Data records
-------

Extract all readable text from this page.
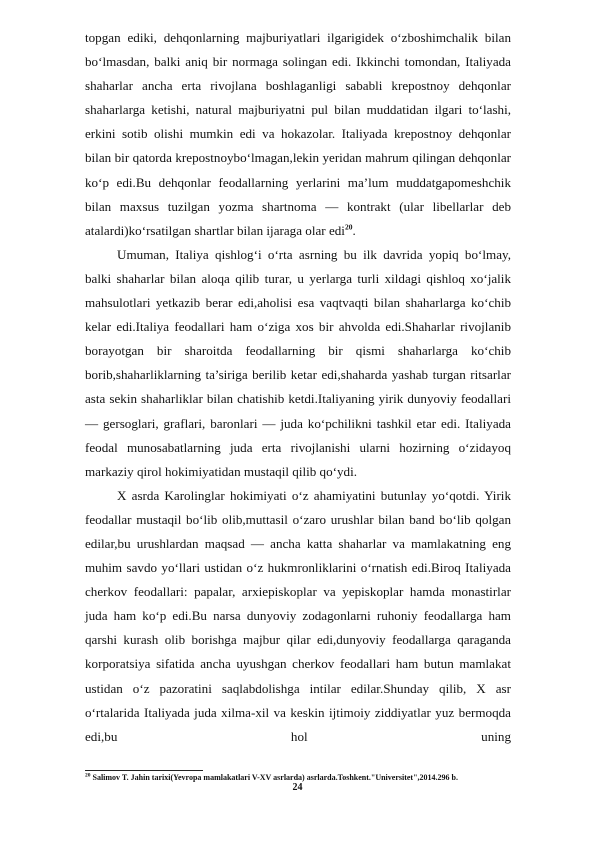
topgan ediki, dehqonlarning majburiyatlari ilgarigidek o‘zboshimchalik bilan bo‘lmasdan, balki aniq bir normaga solingan edi. Ikkinchi tomondan, Italiyada shaharlar ancha erta rivojlana boshlaganligi sababli krepostnoy dehqonlar shaharlarga ketishi, natural majburiyatni pul bilan muddatidan ilgari to‘lashi, erkini sotib olishi mumkin edi va hokazolar. Italiyada krepostnoy dehqonlar bilan bir qatorda krepostnoybo‘lmagan,lekin yeridan mahrum qilingan dehqonlar ko‘p edi.Bu dehqonlar feodallarning yerlarini ma’lum muddatgapomeshchik bilan maxsus tuzilgan yozma shartnoma — kontrakt (ular libellarlar deb atalardi)ko‘rsatilgan shartlar bilan ijaraga olar edi$^{20}$.

Umuman, Italiya qishlog‘i o‘rta asrning bu ilk davrida yopiq bo‘lmay, balki shaharlar bilan aloqa qilib turar, u yerlarga turli xildagi qishloq xo‘jalik mahsulotlari yetkazib berar edi,aholisi esa vaqtvaqti bilan shaharlarga ko‘chib kelar edi.Italiya feodallari ham o‘ziga xos bir ahvolda edi.Shaharlar rivojlanib borayotgan bir sharoitda feodallarning bir qismi shaharlarga ko‘chib borib,shaharliklarning ta’siriga berilib ketar edi,shaharda yashab turgan ritsarlar asta sekin shaharliklar bilan chatishib ketdi.Italiyaning yirik dunyoviy feodallari — gersoglari, graflari, baronlari — juda ko‘pchilikni tashkil etar edi. Italiyada feodal munosabatlarning juda erta rivojlanishi ularni hozirning o‘zidayoq markaziy qirol hokimiyatidan mustaqil qilib qo‘ydi.

X asrda Karolinglar hokimiyati o‘z ahamiyatini butunlay yo‘qotdi. Yirik feodallar mustaqil bo‘lib olib,muttasil o‘zaro urushlar bilan band bo‘lib qolgan edilar,bu urushlardan maqsad — ancha katta shaharlar va mamlakatning eng muhim savdo yo‘llari ustidan o‘z hukmronliklarini o‘rnatish edi.Biroq Italiyada cherkov feodallari: papalar, arxiepiskoplar va yepiskoplar hamda monastirlar juda ham ko‘p edi.Bu narsa dunyoviy zodagonlarni ruhoniy feodallarga ham qarshi kurash olib borishga majbur qilar edi,dunyoviy feodallarga qaraganda korporatsiya sifatida ancha uyushgan cherkov feodallari ham butun mamlakat ustidan o‘z pazoratini saqlabdolishga intilar edilar.Shunday qilib, X asr o‘rtalarida Italiyada juda xilma-xil va keskin ijtimoiy ziddiyatlar yuz bermoqda edi,bu hol uning

$^{20}$ Salimov T. Jahin tarixi(Yevropa mamlakatlari V-XV asrlarda) asrlarda.Toshkent."Universitet",2014.296 b.
24
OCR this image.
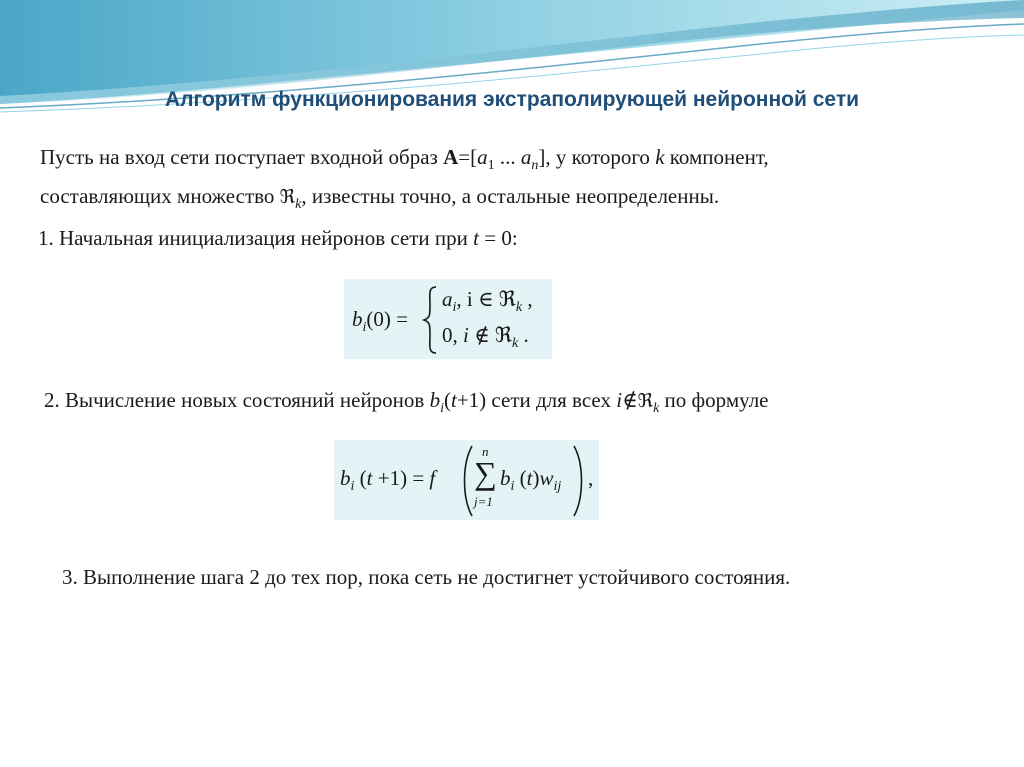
Алгоритм функционирования экстраполирующей нейронной сети
Пусть на вход сети поступает входной образ $A=[a_1$ ... $a_n$], у которого k компонент,
составляющих множество ℜ$_k$, известны точно, а остальные неопределенны.
1. Начальная инициализация нейронов сети при t = 0:
$b_i(0)$ =
$a_i$, i ∈ ℜ$_k$ ,
0, i ∉ ℜ$_k$ .
2. Вычисление новых состояний нейронов $b_i(t+1)$ сети для всех i∉ℜ$_k$ по формуле
$b_i$ (t +1) = f
n
∑
j=1
$b_i$ $(t)w_{ij}$ ,
3. Выполнение шага 2 до тех пор, пока сеть не достигнет устойчивого состояния.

-------

Exercise aim:
Nothing but the lines from the one holding "OCR this image." to the end of the entries above should be echoed, exactly and with both ends included; omit the pictures.

Solution to this exercise:
OCR this image.
Алгоритм функционирования экстраполирующей нейронной сети
Пусть на вход сети поступает входной образ $A=[a_1$ ... $a_n$], у которого k компонент,
составляющих множество ℜ$_k$, известны точно, а остальные неопределенны.
1. Начальная инициализация нейронов сети при t = 0:
$b_i(0)$ =
$a_i$, i ∈ ℜ$_k$ ,
0, i ∉ ℜ$_k$ .
2. Вычисление новых состояний нейронов $b_i(t+1)$ сети для всех i∉ℜ$_k$ по формуле
$b_i$ (t +1) = f
n
∑
j=1
$b_i$ $(t)w_{ij}$ ,
3. Выполнение шага 2 до тех пор, пока сеть не достигнет устойчивого состояния.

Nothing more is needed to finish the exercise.